**Dataset entries:**
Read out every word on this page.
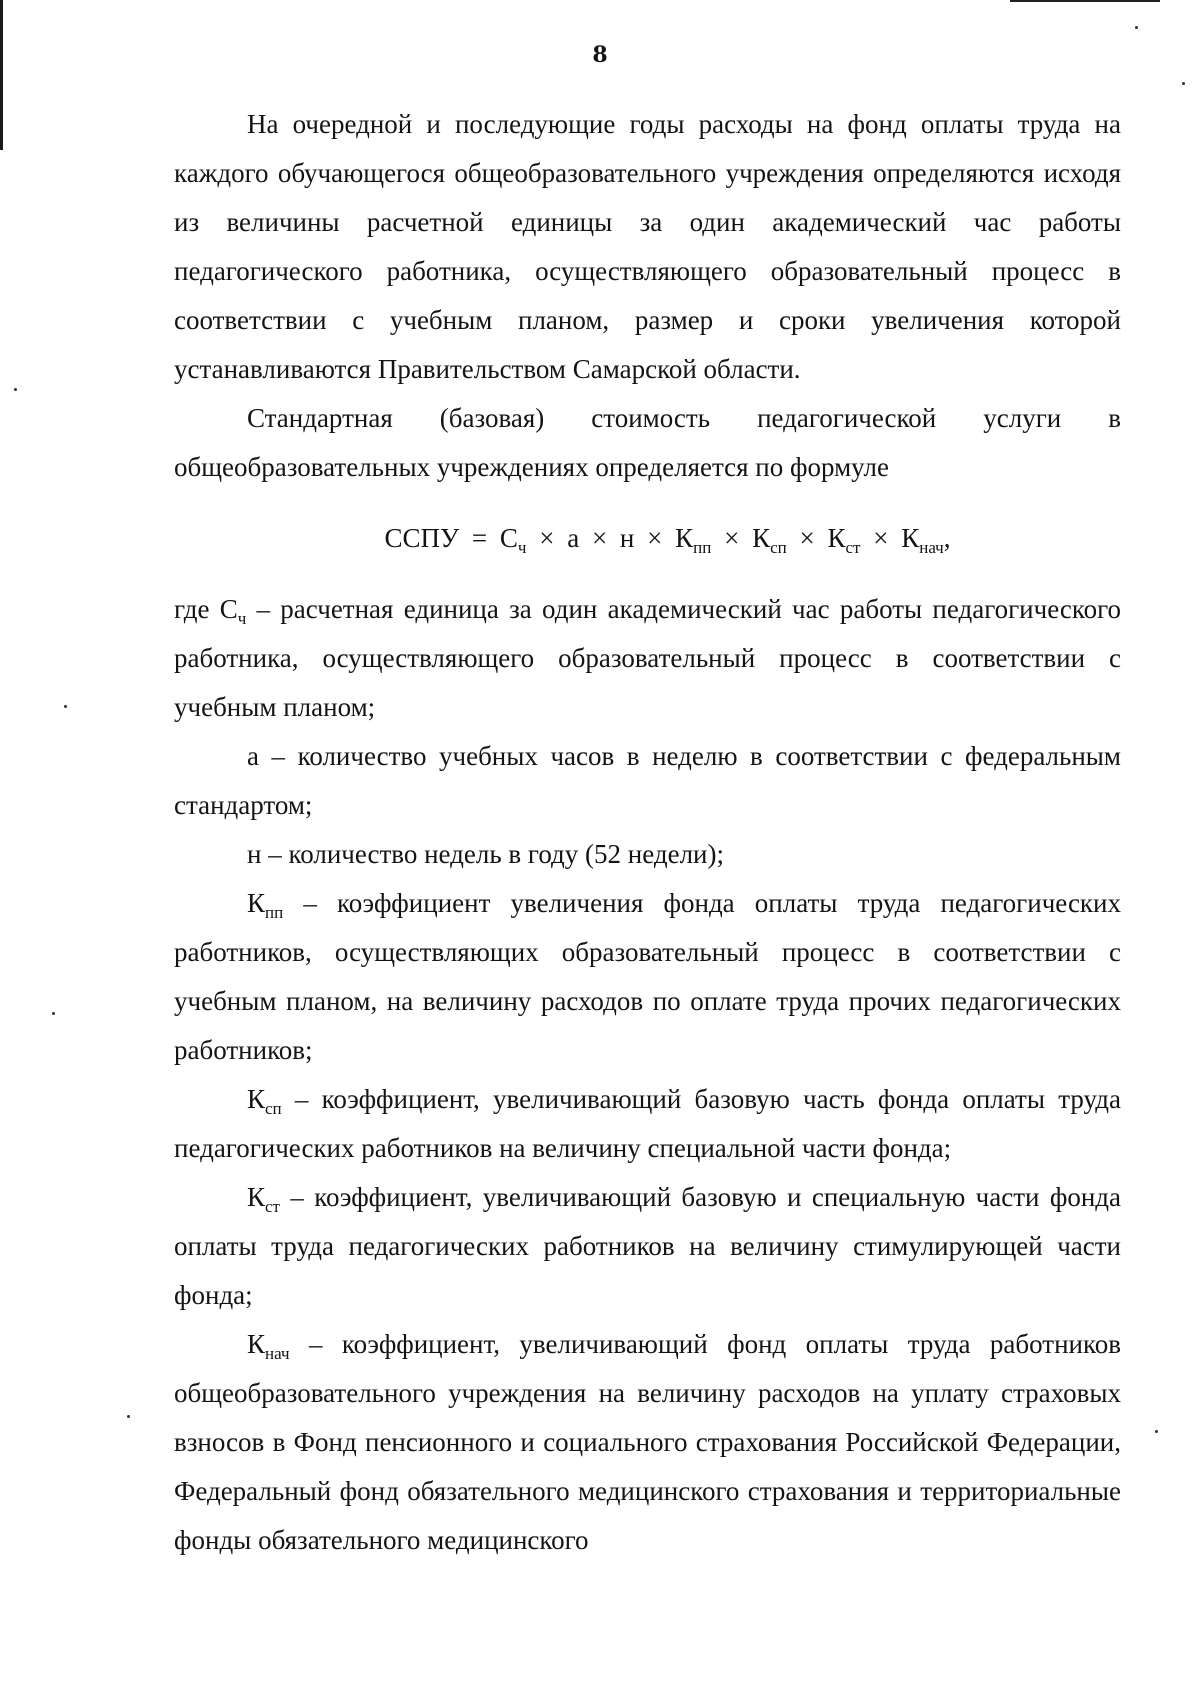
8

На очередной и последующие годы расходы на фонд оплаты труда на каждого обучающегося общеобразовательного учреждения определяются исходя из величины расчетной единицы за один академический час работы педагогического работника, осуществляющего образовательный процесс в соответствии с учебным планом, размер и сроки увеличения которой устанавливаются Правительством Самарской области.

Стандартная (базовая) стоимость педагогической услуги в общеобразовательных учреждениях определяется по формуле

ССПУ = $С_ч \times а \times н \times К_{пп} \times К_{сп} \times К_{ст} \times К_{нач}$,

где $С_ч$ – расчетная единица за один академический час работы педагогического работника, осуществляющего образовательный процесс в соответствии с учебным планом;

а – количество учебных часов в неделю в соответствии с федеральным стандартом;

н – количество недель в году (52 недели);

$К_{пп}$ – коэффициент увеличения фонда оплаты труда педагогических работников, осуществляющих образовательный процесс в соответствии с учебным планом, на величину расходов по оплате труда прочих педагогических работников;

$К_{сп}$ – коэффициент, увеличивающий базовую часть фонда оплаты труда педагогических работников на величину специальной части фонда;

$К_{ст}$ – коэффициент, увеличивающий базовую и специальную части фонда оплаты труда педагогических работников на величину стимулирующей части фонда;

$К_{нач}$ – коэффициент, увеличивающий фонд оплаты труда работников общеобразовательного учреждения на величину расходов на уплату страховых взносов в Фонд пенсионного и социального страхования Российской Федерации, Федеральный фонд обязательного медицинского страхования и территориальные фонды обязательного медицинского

**The problem:**
Look over the listing. Pull out every line with the string "расходов" in it.

**Response:**
$К_{пп}$ – коэффициент увеличения фонда оплаты труда педагогических работников, осуществляющих образовательный процесс в соответствии с учебным планом, на величину расходов по оплате труда прочих педагогических работников;
$К_{нач}$ – коэффициент, увеличивающий фонд оплаты труда работников общеобразовательного учреждения на величину расходов на уплату страховых взносов в Фонд пенсионного и социального страхования Российской Федерации, Федеральный фонд обязательного медицинского страхования и территориальные фонды обязательного медицинского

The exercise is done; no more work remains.